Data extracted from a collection
————————
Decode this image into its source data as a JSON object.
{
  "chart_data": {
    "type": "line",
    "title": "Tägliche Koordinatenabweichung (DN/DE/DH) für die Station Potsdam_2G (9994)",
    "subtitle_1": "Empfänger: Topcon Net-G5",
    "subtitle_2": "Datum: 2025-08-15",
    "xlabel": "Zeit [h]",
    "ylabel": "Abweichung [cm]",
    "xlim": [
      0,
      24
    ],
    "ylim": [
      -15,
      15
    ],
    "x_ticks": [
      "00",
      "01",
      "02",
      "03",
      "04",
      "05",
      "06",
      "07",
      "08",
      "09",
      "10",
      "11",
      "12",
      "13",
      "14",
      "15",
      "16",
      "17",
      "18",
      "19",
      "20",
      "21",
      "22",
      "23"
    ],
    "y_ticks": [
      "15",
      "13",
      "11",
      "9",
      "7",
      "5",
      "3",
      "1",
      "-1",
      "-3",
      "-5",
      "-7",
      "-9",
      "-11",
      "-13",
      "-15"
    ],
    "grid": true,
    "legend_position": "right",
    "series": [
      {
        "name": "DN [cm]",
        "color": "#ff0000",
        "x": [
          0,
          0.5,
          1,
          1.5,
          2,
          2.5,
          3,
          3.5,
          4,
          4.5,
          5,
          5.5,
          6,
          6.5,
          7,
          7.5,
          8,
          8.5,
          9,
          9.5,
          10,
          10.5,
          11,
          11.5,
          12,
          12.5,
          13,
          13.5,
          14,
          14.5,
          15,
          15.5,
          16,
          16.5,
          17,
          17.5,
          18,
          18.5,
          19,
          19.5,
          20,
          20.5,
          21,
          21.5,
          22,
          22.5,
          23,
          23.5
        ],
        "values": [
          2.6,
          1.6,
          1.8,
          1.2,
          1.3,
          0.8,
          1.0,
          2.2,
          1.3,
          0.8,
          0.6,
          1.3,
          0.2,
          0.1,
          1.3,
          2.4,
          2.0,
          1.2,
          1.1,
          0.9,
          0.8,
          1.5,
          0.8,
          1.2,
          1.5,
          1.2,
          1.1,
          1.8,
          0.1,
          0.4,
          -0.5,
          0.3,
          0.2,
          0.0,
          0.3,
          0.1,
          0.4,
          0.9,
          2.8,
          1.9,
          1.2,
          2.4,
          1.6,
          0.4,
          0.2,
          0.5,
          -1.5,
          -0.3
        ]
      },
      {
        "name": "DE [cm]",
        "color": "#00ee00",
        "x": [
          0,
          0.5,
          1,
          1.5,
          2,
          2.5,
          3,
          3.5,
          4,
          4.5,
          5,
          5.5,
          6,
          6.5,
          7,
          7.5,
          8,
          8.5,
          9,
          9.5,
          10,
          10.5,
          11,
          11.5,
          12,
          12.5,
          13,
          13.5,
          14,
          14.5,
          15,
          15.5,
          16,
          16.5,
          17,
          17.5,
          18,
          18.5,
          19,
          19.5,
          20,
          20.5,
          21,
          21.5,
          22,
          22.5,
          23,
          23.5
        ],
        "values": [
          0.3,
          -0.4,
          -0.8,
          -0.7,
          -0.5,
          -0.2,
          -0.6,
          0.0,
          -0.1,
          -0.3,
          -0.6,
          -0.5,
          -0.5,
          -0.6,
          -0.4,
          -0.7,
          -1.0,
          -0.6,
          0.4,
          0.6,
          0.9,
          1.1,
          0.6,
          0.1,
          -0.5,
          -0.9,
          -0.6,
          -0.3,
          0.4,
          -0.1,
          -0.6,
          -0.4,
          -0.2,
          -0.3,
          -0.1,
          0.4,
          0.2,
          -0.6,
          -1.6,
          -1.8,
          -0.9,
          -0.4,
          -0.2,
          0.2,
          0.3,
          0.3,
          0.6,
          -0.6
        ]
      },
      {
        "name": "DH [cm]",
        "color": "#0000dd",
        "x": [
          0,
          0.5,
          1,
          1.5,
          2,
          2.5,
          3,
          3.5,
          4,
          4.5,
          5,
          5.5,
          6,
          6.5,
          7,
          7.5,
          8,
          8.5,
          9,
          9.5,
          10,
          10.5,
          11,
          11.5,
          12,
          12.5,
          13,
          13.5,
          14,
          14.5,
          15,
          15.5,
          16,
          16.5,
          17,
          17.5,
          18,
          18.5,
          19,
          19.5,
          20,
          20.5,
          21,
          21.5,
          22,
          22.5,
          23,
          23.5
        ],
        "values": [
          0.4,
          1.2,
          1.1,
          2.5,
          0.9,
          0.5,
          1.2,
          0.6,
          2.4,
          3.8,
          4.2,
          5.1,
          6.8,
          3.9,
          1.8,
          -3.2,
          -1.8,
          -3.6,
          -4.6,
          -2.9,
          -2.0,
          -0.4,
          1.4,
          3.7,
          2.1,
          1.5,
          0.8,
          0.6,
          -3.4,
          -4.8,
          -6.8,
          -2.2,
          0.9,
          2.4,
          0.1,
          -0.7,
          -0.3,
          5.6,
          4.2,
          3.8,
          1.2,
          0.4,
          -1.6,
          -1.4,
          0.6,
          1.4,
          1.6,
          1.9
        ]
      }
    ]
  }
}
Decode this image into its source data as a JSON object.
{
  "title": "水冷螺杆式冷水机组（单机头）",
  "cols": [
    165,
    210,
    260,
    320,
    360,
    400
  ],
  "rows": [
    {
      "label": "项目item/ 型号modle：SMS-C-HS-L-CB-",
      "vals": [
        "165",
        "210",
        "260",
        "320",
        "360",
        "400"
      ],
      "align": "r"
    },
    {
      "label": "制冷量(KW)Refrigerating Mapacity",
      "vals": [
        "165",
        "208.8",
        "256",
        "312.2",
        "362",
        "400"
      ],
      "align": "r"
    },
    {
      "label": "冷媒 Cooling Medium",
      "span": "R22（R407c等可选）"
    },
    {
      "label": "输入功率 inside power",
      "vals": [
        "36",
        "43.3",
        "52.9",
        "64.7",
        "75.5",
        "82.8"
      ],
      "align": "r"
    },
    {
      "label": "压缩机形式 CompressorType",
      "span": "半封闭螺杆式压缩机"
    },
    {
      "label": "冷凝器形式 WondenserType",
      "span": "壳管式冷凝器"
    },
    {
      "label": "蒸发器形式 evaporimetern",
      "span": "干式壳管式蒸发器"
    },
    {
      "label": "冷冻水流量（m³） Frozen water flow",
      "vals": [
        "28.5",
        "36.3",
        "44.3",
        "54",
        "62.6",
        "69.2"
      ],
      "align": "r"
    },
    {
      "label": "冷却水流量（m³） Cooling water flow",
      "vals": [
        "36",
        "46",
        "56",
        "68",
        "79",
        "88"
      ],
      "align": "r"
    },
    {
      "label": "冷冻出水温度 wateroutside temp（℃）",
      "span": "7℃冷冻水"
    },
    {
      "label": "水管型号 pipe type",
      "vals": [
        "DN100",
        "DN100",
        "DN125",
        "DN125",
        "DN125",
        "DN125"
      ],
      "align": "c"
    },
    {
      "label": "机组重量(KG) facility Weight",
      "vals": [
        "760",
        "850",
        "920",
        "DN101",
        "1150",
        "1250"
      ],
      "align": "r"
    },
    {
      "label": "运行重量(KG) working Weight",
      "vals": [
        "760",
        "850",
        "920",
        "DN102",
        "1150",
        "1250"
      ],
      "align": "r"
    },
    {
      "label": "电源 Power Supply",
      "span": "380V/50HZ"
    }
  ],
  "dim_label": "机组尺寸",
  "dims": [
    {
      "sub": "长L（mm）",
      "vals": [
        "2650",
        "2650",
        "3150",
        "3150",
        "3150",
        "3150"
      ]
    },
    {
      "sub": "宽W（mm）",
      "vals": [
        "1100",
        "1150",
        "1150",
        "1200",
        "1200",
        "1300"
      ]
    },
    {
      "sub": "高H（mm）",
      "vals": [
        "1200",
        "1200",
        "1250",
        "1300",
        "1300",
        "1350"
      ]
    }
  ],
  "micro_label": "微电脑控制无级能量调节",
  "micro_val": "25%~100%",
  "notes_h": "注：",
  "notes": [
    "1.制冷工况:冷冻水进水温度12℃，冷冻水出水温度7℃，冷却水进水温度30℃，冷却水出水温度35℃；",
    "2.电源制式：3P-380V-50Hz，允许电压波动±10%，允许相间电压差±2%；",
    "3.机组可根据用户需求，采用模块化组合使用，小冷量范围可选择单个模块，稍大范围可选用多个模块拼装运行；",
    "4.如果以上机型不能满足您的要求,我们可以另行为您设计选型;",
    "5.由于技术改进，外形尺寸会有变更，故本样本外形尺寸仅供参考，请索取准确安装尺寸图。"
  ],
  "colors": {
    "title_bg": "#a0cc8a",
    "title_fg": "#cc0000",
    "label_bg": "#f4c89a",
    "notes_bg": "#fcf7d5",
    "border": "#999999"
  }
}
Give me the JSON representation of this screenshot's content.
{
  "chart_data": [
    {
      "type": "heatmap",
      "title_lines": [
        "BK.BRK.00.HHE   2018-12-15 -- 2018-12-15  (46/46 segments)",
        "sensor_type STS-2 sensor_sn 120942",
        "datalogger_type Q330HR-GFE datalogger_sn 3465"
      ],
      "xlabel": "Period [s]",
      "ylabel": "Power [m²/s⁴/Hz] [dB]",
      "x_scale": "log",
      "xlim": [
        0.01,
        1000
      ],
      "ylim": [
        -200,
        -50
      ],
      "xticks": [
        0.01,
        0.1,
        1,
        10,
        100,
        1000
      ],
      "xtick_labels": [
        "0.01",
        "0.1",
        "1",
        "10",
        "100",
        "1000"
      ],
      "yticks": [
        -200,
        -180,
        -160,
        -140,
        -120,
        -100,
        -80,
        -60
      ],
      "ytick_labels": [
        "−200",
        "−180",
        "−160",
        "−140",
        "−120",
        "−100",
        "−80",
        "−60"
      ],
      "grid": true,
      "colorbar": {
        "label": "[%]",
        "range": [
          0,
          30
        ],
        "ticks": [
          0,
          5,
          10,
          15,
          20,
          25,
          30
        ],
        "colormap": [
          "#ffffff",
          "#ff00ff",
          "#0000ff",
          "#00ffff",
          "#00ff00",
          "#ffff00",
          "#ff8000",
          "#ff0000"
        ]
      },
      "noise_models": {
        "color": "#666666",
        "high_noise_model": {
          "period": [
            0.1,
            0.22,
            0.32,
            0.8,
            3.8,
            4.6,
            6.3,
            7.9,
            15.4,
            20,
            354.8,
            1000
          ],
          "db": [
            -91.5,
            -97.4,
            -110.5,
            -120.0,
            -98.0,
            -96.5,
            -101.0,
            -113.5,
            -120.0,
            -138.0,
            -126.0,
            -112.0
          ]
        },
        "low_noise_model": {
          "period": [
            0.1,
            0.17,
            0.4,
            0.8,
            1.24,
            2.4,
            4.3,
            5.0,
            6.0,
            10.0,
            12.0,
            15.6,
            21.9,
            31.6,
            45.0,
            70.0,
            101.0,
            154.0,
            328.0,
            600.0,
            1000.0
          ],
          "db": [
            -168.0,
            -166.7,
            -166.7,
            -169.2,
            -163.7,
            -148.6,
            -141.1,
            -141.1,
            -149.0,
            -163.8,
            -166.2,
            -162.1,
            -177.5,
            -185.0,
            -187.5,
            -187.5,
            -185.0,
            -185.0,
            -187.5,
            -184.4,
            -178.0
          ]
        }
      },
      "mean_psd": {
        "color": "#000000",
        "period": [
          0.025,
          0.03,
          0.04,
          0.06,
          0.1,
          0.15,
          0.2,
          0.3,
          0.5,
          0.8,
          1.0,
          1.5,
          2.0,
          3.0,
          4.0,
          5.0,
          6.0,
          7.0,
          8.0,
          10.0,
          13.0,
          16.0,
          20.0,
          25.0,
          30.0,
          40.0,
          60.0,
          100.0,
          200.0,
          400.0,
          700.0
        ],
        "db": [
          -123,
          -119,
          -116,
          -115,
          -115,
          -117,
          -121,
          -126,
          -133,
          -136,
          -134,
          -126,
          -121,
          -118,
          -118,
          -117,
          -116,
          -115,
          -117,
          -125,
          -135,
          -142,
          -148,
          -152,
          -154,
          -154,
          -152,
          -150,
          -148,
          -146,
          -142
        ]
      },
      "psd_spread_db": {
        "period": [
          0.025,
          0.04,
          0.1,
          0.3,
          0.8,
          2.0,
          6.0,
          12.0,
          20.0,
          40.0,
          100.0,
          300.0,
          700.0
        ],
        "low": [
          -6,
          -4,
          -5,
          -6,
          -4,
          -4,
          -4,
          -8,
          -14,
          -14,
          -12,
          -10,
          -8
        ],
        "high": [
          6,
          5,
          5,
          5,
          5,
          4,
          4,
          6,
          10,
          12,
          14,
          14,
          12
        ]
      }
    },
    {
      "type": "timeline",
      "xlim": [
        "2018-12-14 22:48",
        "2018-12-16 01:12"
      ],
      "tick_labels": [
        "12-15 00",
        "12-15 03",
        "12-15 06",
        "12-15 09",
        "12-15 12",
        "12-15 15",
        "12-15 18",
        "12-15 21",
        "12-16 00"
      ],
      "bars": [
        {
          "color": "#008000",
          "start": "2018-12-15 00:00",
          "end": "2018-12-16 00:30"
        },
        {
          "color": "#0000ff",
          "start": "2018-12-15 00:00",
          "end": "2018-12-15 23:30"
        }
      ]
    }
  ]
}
————————
# EXERCISE DIRECTIONS:
Find the lines containing "Weight" and list every one of them.

# REPLY TO THE EXERCISE:
      "label": "机组重量(KG) facility Weight",
      "label": "运行重量(KG) working Weight",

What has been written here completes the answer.